To do:
Locate the string "caption" throughout the material and copy every line in which it occurs.
------------------------------------------------------------------------
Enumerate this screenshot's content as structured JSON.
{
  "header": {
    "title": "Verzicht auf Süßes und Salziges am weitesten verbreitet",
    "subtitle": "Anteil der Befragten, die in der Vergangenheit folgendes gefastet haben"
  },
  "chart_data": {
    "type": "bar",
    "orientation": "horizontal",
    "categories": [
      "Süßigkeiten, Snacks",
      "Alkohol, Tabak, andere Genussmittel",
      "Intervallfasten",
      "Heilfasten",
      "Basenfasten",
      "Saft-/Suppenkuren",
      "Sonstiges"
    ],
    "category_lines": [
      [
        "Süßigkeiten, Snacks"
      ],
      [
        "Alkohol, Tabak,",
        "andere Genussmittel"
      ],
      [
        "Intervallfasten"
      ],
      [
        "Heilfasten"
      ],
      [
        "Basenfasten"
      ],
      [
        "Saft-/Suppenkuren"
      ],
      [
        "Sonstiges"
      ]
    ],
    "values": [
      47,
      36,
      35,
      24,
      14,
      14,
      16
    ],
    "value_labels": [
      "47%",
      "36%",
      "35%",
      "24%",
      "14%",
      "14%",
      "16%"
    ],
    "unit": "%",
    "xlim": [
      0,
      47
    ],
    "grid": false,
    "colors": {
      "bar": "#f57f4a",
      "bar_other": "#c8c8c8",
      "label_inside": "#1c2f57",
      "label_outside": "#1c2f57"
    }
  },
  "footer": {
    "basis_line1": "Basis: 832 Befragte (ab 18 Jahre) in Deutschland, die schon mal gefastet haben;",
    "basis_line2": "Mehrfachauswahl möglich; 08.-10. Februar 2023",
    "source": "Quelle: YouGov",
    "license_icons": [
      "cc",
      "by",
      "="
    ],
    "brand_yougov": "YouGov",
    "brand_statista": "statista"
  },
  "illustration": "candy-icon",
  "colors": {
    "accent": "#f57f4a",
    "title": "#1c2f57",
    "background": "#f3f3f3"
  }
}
------------------------------------------------------------------------
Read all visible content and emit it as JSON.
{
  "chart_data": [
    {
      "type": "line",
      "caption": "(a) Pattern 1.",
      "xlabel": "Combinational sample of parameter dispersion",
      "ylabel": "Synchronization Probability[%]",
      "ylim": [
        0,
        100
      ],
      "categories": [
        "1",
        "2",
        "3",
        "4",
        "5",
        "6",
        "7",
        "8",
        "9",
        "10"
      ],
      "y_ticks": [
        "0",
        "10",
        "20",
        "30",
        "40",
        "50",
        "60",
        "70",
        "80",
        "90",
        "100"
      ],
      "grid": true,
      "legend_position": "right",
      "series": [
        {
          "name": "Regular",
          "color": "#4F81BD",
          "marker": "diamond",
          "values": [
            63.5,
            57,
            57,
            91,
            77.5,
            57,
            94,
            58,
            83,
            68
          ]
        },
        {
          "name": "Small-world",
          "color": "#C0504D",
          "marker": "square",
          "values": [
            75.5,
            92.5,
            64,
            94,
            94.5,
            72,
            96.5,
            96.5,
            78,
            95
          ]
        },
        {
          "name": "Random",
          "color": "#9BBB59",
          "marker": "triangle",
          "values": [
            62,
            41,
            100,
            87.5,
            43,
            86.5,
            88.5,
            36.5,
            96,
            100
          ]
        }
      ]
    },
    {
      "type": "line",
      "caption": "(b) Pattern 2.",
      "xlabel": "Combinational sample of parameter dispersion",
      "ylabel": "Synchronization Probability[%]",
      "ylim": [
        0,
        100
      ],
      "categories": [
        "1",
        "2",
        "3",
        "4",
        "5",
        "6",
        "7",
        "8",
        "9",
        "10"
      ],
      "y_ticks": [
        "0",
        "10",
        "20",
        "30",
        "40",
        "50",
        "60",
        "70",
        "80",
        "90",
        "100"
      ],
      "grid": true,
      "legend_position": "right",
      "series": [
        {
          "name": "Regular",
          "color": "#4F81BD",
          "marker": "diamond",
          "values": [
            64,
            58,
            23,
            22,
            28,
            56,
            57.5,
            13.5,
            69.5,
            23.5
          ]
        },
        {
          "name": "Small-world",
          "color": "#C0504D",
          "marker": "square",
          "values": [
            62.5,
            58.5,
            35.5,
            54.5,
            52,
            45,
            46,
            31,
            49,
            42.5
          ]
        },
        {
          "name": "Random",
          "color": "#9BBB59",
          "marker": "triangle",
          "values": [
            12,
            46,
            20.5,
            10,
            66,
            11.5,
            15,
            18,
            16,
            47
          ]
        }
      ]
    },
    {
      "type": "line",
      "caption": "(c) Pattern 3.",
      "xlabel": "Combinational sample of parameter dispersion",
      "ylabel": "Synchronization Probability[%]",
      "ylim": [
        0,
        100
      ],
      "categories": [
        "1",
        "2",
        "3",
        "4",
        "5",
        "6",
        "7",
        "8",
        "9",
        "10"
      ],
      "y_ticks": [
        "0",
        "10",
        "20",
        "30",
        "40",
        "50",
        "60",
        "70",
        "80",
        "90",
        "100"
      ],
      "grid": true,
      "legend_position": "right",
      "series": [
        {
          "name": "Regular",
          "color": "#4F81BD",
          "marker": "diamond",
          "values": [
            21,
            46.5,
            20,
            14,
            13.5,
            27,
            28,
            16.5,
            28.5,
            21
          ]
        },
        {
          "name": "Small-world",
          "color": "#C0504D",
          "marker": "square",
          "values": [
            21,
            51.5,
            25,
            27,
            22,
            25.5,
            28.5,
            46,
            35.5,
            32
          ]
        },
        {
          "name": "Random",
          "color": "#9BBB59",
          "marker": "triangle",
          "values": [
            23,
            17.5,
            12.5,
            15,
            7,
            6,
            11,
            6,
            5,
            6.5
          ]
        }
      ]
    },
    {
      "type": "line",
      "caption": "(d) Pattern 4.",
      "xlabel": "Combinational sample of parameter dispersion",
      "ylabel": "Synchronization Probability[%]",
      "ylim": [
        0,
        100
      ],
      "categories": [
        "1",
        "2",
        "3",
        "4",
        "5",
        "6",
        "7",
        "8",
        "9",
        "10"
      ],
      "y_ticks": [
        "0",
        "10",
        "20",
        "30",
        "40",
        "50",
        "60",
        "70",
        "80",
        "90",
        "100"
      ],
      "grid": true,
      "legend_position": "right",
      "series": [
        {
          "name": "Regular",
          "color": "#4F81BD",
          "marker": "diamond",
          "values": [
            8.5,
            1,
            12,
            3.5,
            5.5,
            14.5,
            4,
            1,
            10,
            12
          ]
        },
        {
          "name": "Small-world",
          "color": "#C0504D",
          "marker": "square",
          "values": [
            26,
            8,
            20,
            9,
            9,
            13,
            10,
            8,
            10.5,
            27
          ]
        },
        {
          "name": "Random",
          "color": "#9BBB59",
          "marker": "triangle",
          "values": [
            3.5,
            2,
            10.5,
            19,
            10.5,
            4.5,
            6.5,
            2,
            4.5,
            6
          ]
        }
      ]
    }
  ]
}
------------------------------------------------------------------------
Exercise response:
      "caption": "(a) Pattern 1.",
      "caption": "(b) Pattern 2.",
      "caption": "(c) Pattern 3.",
      "caption": "(d) Pattern 4.",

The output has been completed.